##### Records #####
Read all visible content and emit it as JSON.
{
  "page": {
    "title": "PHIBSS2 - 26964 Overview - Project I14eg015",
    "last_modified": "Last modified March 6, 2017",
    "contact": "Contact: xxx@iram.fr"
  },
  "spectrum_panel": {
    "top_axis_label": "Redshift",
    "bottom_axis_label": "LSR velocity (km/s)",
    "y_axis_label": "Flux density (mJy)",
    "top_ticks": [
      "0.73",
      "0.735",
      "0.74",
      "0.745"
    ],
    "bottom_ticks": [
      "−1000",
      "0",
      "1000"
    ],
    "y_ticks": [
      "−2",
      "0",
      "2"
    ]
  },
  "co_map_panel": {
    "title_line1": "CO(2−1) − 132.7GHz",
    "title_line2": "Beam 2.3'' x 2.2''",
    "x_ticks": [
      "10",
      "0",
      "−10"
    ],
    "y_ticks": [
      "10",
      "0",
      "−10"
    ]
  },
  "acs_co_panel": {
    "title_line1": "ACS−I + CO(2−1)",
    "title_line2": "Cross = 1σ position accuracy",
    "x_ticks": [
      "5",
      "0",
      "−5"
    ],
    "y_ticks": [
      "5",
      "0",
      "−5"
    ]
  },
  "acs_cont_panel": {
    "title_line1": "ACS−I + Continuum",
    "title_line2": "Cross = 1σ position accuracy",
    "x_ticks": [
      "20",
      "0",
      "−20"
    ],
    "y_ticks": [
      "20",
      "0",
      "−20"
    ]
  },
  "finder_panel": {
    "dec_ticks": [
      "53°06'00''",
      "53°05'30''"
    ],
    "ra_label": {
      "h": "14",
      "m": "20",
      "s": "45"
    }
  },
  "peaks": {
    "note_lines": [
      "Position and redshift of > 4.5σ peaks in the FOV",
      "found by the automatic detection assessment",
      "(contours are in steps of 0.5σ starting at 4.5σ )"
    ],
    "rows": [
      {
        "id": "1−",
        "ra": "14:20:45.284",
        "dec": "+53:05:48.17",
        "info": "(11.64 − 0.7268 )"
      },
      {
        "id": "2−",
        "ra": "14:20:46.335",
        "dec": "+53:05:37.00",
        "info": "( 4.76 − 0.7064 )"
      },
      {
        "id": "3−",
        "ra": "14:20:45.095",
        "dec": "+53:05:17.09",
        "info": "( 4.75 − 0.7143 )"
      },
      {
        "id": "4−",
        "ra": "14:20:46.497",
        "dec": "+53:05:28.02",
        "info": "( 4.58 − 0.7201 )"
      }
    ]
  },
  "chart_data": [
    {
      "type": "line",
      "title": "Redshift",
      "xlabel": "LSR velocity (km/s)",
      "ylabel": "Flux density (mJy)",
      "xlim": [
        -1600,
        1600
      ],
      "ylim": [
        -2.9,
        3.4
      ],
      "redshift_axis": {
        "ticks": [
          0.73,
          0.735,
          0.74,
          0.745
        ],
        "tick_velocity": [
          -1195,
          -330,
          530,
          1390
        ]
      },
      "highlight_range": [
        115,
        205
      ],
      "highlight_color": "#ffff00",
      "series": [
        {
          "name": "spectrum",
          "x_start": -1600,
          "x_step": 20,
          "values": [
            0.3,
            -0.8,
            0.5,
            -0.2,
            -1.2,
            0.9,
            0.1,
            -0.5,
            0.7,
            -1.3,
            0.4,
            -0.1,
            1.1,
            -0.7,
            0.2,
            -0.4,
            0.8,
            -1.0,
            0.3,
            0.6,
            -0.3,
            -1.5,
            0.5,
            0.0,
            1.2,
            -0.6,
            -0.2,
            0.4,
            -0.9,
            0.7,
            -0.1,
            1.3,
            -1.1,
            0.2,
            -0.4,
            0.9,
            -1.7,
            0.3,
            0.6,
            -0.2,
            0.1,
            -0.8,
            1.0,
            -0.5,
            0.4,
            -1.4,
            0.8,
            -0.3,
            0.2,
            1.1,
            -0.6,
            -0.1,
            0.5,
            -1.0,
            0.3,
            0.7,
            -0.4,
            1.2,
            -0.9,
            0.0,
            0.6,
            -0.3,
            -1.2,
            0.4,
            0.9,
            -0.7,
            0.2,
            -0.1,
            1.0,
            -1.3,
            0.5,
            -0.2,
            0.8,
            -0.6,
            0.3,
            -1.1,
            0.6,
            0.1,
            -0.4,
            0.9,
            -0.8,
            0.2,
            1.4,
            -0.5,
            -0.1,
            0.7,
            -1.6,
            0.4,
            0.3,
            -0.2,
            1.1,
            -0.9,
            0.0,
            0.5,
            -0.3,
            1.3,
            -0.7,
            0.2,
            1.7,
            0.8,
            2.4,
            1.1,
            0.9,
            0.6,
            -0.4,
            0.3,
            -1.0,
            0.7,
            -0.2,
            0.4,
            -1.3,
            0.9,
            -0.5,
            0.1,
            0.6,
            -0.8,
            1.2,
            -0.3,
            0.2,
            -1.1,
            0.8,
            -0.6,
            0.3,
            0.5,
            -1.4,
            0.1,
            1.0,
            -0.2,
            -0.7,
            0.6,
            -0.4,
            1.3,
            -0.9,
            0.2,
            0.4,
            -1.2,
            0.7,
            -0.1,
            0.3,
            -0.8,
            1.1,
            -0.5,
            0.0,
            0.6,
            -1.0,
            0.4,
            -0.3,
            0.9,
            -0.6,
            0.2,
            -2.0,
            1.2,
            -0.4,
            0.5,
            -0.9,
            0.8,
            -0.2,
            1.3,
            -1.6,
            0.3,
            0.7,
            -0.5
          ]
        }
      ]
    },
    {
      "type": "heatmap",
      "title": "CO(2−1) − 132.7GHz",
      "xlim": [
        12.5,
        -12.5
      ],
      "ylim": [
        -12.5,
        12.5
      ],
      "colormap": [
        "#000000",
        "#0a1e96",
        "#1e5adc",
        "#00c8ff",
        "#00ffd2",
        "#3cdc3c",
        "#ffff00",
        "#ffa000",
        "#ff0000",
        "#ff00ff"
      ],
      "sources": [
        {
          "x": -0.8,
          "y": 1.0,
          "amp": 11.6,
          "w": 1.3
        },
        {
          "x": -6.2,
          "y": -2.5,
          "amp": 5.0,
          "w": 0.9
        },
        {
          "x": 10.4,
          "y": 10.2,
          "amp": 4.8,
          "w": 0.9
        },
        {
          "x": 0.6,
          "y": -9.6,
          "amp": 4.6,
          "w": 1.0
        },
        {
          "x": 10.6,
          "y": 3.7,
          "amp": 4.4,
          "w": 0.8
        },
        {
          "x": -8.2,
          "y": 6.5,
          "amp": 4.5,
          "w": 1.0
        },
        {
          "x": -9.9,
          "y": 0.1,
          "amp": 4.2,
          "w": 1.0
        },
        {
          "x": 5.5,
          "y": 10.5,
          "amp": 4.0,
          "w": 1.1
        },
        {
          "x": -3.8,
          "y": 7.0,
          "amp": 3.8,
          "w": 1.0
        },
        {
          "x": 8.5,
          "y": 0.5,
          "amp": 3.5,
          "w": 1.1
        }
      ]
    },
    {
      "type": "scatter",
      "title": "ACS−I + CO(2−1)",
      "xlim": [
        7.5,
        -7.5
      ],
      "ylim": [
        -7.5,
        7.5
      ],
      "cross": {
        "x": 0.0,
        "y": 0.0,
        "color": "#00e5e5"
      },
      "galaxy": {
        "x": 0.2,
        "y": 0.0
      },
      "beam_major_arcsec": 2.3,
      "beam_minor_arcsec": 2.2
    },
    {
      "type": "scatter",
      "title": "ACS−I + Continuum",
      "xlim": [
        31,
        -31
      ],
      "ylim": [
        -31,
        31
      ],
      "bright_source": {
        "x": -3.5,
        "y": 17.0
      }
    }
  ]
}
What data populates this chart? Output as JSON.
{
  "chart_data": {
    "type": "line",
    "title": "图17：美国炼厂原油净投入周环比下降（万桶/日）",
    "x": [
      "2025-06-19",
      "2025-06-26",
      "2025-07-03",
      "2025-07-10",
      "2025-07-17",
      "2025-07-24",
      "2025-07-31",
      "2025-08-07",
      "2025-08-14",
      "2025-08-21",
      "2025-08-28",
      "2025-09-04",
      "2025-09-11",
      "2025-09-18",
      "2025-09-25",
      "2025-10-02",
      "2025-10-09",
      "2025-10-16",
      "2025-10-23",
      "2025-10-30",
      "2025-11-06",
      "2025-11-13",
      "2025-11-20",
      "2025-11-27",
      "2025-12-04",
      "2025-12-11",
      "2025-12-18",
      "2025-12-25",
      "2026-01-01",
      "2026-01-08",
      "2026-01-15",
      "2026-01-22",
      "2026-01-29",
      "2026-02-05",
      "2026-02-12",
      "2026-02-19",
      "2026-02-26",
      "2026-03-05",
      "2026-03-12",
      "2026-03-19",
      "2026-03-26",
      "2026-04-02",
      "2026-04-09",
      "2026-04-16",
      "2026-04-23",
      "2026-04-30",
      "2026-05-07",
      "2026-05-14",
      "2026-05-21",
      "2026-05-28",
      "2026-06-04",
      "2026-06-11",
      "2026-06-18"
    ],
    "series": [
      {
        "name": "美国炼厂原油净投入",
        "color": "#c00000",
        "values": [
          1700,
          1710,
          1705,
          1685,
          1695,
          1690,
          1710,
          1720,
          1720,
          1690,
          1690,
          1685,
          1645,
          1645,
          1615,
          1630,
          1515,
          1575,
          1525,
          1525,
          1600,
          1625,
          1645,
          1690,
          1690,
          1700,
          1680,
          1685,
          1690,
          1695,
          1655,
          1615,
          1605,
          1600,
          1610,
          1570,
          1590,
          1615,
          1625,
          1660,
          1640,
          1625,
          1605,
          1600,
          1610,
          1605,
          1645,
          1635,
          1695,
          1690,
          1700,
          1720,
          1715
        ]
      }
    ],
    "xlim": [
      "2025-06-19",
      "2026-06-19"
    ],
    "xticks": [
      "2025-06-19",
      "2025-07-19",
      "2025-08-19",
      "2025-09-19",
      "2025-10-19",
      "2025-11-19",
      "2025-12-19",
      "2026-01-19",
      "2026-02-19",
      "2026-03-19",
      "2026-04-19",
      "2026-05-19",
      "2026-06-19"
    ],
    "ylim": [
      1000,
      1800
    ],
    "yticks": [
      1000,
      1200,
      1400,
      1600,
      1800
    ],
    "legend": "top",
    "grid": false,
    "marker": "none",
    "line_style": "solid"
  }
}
#####
Exercise goal: Using the records above, find and show each line with the string "peaks".

Completed task:
  "peaks": {
      "Position and redshift of > 4.5σ peaks in the FOV",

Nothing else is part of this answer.